* _SET EXERCISE_:
Can you retype every record below exactly as written?
--------------------------------------------------
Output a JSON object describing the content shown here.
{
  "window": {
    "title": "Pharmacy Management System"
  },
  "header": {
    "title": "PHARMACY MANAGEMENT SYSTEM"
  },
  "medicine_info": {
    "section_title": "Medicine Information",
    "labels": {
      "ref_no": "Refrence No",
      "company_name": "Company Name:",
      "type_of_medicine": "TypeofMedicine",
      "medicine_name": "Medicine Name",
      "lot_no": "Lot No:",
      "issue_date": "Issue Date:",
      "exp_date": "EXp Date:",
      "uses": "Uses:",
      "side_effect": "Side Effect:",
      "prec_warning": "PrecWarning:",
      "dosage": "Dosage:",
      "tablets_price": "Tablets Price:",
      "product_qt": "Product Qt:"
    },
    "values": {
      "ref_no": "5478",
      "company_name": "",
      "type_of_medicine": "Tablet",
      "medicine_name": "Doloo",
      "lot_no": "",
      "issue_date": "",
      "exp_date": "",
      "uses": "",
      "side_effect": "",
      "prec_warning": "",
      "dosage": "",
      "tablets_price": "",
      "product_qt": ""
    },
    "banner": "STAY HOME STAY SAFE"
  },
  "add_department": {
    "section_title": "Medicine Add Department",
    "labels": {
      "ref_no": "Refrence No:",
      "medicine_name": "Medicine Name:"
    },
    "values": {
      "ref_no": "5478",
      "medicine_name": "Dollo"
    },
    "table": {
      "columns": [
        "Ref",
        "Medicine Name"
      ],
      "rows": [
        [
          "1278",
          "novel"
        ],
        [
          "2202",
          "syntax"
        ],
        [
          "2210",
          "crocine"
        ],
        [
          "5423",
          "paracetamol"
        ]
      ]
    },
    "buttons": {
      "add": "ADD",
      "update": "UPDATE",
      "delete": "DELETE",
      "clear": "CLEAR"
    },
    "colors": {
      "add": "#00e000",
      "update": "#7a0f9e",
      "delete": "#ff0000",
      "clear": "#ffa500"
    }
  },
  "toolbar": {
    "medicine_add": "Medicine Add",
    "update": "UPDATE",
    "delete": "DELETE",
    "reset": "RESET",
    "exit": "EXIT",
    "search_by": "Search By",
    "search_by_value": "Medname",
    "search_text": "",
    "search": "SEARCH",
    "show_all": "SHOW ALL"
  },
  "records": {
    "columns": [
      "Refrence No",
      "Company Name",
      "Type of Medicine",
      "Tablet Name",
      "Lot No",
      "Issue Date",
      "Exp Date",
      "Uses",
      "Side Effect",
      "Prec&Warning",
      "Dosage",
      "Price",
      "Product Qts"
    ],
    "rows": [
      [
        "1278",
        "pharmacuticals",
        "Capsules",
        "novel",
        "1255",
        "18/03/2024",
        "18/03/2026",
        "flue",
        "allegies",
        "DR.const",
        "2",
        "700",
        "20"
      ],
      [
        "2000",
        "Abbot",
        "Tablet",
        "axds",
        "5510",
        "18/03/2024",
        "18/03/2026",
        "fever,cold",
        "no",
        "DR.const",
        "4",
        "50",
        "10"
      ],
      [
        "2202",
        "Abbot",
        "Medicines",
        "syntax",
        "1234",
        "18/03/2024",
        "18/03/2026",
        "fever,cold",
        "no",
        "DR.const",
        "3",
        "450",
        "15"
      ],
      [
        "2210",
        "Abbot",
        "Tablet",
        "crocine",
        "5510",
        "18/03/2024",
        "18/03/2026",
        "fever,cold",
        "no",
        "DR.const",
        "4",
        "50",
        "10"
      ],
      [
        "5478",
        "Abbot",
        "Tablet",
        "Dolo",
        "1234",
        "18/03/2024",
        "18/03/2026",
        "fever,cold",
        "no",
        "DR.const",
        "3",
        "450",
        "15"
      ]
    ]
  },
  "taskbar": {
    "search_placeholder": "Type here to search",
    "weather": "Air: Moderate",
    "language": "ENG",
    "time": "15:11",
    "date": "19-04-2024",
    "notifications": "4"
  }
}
--------------------------------------------------
* _RESPONSE_:
Output a JSON object describing the content shown here.
{
  "window": {
    "title": "Pharmacy Management System"
  },
  "header": {
    "title": "PHARMACY MANAGEMENT SYSTEM"
  },
  "medicine_info": {
    "section_title": "Medicine Information",
    "labels": {
      "ref_no": "Refrence No",
      "company_name": "Company Name:",
      "type_of_medicine": "TypeofMedicine",
      "medicine_name": "Medicine Name",
      "lot_no": "Lot No:",
      "issue_date": "Issue Date:",
      "exp_date": "EXp Date:",
      "uses": "Uses:",
      "side_effect": "Side Effect:",
      "prec_warning": "PrecWarning:",
      "dosage": "Dosage:",
      "tablets_price": "Tablets Price:",
      "product_qt": "Product Qt:"
    },
    "values": {
      "ref_no": "5478",
      "company_name": "",
      "type_of_medicine": "Tablet",
      "medicine_name": "Doloo",
      "lot_no": "",
      "issue_date": "",
      "exp_date": "",
      "uses": "",
      "side_effect": "",
      "prec_warning": "",
      "dosage": "",
      "tablets_price": "",
      "product_qt": ""
    },
    "banner": "STAY HOME STAY SAFE"
  },
  "add_department": {
    "section_title": "Medicine Add Department",
    "labels": {
      "ref_no": "Refrence No:",
      "medicine_name": "Medicine Name:"
    },
    "values": {
      "ref_no": "5478",
      "medicine_name": "Dollo"
    },
    "table": {
      "columns": [
        "Ref",
        "Medicine Name"
      ],
      "rows": [
        [
          "1278",
          "novel"
        ],
        [
          "2202",
          "syntax"
        ],
        [
          "2210",
          "crocine"
        ],
        [
          "5423",
          "paracetamol"
        ]
      ]
    },
    "buttons": {
      "add": "ADD",
      "update": "UPDATE",
      "delete": "DELETE",
      "clear": "CLEAR"
    },
    "colors": {
      "add": "#00e000",
      "update": "#7a0f9e",
      "delete": "#ff0000",
      "clear": "#ffa500"
    }
  },
  "toolbar": {
    "medicine_add": "Medicine Add",
    "update": "UPDATE",
    "delete": "DELETE",
    "reset": "RESET",
    "exit": "EXIT",
    "search_by": "Search By",
    "search_by_value": "Medname",
    "search_text": "",
    "search": "SEARCH",
    "show_all": "SHOW ALL"
  },
  "records": {
    "columns": [
      "Refrence No",
      "Company Name",
      "Type of Medicine",
      "Tablet Name",
      "Lot No",
      "Issue Date",
      "Exp Date",
      "Uses",
      "Side Effect",
      "Prec&Warning",
      "Dosage",
      "Price",
      "Product Qts"
    ],
    "rows": [
      [
        "1278",
        "pharmacuticals",
        "Capsules",
        "novel",
        "1255",
        "18/03/2024",
        "18/03/2026",
        "flue",
        "allegies",
        "DR.const",
        "2",
        "700",
        "20"
      ],
      [
        "2000",
        "Abbot",
        "Tablet",
        "axds",
        "5510",
        "18/03/2024",
        "18/03/2026",
        "fever,cold",
        "no",
        "DR.const",
        "4",
        "50",
        "10"
      ],
      [
        "2202",
        "Abbot",
        "Medicines",
        "syntax",
        "1234",
        "18/03/2024",
        "18/03/2026",
        "fever,cold",
        "no",
        "DR.const",
        "3",
        "450",
        "15"
      ],
      [
        "2210",
        "Abbot",
        "Tablet",
        "crocine",
        "5510",
        "18/03/2024",
        "18/03/2026",
        "fever,cold",
        "no",
        "DR.const",
        "4",
        "50",
        "10"
      ],
      [
        "5478",
        "Abbot",
        "Tablet",
        "Dolo",
        "1234",
        "18/03/2024",
        "18/03/2026",
        "fever,cold",
        "no",
        "DR.const",
        "3",
        "450",
        "15"
      ]
    ]
  },
  "taskbar": {
    "search_placeholder": "Type here to search",
    "weather": "Air: Moderate",
    "language": "ENG",
    "time": "15:11",
    "date": "19-04-2024",
    "notifications": "4"
  }
}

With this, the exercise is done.